─── Task input

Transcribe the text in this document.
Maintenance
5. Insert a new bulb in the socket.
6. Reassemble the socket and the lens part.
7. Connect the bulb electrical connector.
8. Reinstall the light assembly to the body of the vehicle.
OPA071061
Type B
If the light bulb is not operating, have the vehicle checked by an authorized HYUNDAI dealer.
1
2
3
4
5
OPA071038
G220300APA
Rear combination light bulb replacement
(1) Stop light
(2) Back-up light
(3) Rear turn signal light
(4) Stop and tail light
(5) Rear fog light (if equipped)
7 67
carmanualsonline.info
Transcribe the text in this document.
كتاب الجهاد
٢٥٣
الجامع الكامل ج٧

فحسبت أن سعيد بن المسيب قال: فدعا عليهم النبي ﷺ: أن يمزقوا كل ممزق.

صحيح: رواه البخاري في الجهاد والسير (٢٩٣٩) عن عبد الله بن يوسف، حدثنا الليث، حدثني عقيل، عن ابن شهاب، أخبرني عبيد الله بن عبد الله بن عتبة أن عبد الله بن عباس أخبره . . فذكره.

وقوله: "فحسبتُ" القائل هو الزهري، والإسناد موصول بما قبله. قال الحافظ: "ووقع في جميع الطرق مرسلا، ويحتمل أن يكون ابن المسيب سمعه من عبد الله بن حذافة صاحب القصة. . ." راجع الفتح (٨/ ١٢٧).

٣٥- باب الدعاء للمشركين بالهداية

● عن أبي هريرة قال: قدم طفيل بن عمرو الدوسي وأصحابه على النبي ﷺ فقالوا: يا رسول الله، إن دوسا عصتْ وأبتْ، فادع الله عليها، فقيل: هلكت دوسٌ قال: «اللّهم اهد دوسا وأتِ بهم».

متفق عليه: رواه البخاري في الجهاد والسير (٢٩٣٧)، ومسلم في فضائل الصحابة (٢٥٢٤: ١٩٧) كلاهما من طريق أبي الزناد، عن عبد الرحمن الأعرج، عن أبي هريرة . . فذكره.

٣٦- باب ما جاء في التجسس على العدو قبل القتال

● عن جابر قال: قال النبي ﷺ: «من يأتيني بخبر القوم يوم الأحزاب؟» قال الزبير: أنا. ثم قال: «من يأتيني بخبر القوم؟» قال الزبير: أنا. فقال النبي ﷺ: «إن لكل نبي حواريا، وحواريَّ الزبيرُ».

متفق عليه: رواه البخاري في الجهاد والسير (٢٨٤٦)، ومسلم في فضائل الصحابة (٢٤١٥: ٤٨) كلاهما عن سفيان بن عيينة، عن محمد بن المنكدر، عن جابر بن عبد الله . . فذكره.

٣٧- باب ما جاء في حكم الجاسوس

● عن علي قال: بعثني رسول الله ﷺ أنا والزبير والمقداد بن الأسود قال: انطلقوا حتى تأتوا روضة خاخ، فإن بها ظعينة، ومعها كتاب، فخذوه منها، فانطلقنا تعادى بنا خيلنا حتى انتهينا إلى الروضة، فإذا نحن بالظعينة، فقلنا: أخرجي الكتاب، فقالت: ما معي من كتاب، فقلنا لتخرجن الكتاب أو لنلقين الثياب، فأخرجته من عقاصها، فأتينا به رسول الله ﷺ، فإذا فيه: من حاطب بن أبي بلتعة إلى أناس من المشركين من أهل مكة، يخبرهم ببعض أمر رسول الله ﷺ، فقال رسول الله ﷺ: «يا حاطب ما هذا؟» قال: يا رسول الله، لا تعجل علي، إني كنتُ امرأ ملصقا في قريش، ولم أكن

──────

Directions: Copy every record exactly as presented.

Task output:
Transcribe the text in this document.
Maintenance
5. Insert a new bulb in the socket.
6. Reassemble the socket and the lens part.
7. Connect the bulb electrical connector.
8. Reinstall the light assembly to the body of the vehicle.
OPA071061
Type B
If the light bulb is not operating, have the vehicle checked by an authorized HYUNDAI dealer.
1
2
3
4
5
OPA071038
G220300APA
Rear combination light bulb replacement
(1) Stop light
(2) Back-up light
(3) Rear turn signal light
(4) Stop and tail light
(5) Rear fog light (if equipped)
7 67
carmanualsonline.info
Transcribe the text in this document.
كتاب الجهاد
٢٥٣
الجامع الكامل ج٧

فحسبت أن سعيد بن المسيب قال: فدعا عليهم النبي ﷺ: أن يمزقوا كل ممزق.

صحيح: رواه البخاري في الجهاد والسير (٢٩٣٩) عن عبد الله بن يوسف، حدثنا الليث، حدثني عقيل، عن ابن شهاب، أخبرني عبيد الله بن عبد الله بن عتبة أن عبد الله بن عباس أخبره . . فذكره.

وقوله: "فحسبتُ" القائل هو الزهري، والإسناد موصول بما قبله. قال الحافظ: "ووقع في جميع الطرق مرسلا، ويحتمل أن يكون ابن المسيب سمعه من عبد الله بن حذافة صاحب القصة. . ." راجع الفتح (٨/ ١٢٧).

٣٥- باب الدعاء للمشركين بالهداية

● عن أبي هريرة قال: قدم طفيل بن عمرو الدوسي وأصحابه على النبي ﷺ فقالوا: يا رسول الله، إن دوسا عصتْ وأبتْ، فادع الله عليها، فقيل: هلكت دوسٌ قال: «اللّهم اهد دوسا وأتِ بهم».

متفق عليه: رواه البخاري في الجهاد والسير (٢٩٣٧)، ومسلم في فضائل الصحابة (٢٥٢٤: ١٩٧) كلاهما من طريق أبي الزناد، عن عبد الرحمن الأعرج، عن أبي هريرة . . فذكره.

٣٦- باب ما جاء في التجسس على العدو قبل القتال

● عن جابر قال: قال النبي ﷺ: «من يأتيني بخبر القوم يوم الأحزاب؟» قال الزبير: أنا. ثم قال: «من يأتيني بخبر القوم؟» قال الزبير: أنا. فقال النبي ﷺ: «إن لكل نبي حواريا، وحواريَّ الزبيرُ».

متفق عليه: رواه البخاري في الجهاد والسير (٢٨٤٦)، ومسلم في فضائل الصحابة (٢٤١٥: ٤٨) كلاهما عن سفيان بن عيينة، عن محمد بن المنكدر، عن جابر بن عبد الله . . فذكره.

٣٧- باب ما جاء في حكم الجاسوس

● عن علي قال: بعثني رسول الله ﷺ أنا والزبير والمقداد بن الأسود قال: انطلقوا حتى تأتوا روضة خاخ، فإن بها ظعينة، ومعها كتاب، فخذوه منها، فانطلقنا تعادى بنا خيلنا حتى انتهينا إلى الروضة، فإذا نحن بالظعينة، فقلنا: أخرجي الكتاب، فقالت: ما معي من كتاب، فقلنا لتخرجن الكتاب أو لنلقين الثياب، فأخرجته من عقاصها، فأتينا به رسول الله ﷺ، فإذا فيه: من حاطب بن أبي بلتعة إلى أناس من المشركين من أهل مكة، يخبرهم ببعض أمر رسول الله ﷺ، فقال رسول الله ﷺ: «يا حاطب ما هذا؟» قال: يا رسول الله، لا تعجل علي، إني كنتُ امرأ ملصقا في قريش، ولم أكن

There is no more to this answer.